■ Excerpted data ■
┄┄┄┄┄┄
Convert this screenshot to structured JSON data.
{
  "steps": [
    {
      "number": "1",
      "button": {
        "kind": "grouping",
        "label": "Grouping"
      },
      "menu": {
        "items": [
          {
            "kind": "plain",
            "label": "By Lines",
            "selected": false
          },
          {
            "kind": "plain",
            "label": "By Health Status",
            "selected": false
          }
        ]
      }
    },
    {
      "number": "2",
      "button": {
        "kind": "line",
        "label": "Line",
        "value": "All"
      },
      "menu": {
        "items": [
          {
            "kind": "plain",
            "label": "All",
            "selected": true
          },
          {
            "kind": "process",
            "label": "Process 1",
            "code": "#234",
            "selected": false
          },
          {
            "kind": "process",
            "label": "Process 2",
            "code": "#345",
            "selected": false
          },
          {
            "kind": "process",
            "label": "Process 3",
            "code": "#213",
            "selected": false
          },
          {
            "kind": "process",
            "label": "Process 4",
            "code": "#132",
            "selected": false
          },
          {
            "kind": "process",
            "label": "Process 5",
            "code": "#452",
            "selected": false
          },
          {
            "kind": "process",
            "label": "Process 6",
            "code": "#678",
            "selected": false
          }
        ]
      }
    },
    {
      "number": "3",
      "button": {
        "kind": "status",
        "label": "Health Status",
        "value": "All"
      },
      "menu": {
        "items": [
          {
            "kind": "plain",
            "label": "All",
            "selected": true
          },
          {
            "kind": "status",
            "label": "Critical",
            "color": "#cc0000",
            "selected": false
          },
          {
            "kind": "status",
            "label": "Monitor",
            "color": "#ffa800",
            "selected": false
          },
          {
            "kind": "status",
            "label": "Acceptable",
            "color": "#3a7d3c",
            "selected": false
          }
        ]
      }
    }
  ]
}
┄┄┄┄┄┄
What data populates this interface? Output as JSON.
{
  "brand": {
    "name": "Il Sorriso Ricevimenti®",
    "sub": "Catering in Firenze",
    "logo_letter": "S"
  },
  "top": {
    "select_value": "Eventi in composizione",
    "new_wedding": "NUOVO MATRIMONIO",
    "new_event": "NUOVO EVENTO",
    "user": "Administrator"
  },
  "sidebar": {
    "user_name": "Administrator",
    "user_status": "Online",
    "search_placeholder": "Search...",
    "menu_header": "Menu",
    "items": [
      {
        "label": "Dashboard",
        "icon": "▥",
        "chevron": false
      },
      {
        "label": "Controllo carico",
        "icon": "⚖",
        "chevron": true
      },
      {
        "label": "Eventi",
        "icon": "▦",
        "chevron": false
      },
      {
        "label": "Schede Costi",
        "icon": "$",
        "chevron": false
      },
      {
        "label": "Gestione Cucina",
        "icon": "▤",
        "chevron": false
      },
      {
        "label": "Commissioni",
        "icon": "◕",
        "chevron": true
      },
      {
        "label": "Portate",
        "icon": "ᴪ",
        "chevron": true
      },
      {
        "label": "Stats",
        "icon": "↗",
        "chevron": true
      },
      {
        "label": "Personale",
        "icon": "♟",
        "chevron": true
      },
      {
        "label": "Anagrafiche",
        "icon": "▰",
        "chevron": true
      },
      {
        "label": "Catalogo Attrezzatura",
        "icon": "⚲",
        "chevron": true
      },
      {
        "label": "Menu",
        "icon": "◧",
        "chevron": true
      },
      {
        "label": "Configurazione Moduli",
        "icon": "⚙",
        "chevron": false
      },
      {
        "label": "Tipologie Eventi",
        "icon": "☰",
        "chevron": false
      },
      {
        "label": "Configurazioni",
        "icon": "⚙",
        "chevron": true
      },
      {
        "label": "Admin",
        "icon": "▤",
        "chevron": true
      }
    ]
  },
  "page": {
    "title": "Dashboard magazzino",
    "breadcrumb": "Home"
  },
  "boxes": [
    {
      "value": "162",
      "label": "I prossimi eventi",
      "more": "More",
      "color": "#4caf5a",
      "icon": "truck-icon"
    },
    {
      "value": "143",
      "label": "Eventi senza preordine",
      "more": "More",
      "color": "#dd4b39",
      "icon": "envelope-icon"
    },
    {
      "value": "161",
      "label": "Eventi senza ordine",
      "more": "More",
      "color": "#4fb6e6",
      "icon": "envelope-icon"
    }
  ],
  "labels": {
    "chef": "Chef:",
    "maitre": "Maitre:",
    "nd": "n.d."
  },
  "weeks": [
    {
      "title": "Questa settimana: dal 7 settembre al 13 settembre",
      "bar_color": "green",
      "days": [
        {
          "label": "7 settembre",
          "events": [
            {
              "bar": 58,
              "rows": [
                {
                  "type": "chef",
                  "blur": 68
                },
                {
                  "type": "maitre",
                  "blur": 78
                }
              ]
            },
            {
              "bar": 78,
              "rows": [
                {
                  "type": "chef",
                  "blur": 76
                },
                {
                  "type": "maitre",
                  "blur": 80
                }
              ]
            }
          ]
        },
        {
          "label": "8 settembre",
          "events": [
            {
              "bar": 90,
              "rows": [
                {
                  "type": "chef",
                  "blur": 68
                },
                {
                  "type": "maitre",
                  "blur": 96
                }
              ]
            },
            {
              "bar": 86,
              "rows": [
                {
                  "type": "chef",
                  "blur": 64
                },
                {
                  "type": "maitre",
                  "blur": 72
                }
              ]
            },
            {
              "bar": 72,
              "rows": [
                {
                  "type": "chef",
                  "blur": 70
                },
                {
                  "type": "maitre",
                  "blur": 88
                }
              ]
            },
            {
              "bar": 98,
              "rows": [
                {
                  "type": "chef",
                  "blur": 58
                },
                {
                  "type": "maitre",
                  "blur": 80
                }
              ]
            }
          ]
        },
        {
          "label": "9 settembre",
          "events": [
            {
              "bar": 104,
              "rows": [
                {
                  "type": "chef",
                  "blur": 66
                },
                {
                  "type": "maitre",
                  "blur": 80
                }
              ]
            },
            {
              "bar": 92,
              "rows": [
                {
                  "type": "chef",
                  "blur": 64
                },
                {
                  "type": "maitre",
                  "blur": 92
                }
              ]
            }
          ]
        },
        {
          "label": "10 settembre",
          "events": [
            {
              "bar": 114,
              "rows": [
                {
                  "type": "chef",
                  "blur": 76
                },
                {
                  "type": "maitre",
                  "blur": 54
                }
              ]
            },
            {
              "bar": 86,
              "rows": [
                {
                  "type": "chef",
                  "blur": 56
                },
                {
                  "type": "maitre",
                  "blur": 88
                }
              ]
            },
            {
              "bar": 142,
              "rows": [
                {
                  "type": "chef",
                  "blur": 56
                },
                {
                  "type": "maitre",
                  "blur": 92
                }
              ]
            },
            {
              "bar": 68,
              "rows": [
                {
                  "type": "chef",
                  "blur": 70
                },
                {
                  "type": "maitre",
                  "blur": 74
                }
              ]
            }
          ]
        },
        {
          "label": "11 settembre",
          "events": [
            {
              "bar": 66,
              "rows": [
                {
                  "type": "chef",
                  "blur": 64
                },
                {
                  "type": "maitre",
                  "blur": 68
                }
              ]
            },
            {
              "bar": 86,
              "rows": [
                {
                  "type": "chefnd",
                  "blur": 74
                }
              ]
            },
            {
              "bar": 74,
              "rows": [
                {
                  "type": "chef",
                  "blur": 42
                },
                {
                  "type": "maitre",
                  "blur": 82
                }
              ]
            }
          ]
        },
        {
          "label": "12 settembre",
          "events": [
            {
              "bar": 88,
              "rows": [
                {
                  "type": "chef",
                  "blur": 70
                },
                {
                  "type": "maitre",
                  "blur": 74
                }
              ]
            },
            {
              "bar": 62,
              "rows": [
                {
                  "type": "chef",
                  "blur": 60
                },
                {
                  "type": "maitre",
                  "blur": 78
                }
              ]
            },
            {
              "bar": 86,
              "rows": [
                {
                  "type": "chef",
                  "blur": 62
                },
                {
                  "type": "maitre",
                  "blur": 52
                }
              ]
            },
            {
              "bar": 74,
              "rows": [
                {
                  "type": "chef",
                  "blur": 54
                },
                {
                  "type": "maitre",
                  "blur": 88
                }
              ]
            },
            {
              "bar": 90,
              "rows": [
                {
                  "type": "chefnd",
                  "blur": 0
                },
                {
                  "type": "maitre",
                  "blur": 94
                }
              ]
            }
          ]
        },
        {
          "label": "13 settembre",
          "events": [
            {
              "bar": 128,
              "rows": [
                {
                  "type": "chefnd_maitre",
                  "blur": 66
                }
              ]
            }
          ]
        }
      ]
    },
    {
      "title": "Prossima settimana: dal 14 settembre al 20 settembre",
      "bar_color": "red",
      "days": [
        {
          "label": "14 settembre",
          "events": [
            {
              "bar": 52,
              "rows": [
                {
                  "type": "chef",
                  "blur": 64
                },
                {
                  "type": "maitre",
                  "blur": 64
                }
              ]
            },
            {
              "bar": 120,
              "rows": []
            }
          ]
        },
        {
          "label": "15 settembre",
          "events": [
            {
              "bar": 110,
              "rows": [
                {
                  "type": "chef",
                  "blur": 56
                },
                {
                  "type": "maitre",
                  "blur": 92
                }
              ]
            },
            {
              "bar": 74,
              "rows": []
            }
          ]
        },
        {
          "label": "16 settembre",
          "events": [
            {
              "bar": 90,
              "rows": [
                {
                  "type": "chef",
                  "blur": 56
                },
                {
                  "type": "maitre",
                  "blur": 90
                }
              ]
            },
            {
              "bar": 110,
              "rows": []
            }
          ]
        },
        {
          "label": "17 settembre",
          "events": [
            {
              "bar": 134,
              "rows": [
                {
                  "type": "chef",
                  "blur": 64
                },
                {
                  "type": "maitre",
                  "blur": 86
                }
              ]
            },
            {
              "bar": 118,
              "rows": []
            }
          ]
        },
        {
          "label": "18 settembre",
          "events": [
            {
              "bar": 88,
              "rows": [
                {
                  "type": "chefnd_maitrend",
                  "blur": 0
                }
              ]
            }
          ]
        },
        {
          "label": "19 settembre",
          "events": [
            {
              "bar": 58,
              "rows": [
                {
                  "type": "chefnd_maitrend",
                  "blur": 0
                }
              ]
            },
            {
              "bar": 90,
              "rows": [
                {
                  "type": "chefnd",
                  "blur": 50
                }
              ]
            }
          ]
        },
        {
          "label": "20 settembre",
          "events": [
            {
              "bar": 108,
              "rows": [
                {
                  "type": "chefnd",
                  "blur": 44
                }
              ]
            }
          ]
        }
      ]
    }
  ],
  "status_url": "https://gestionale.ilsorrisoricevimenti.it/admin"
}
┄┄┄┄┄┄
■ Objective ■
Pull every line containing "senza" out of the data above.

■ Full solution ■
      "label": "Eventi senza preordine",
      "label": "Eventi senza ordine",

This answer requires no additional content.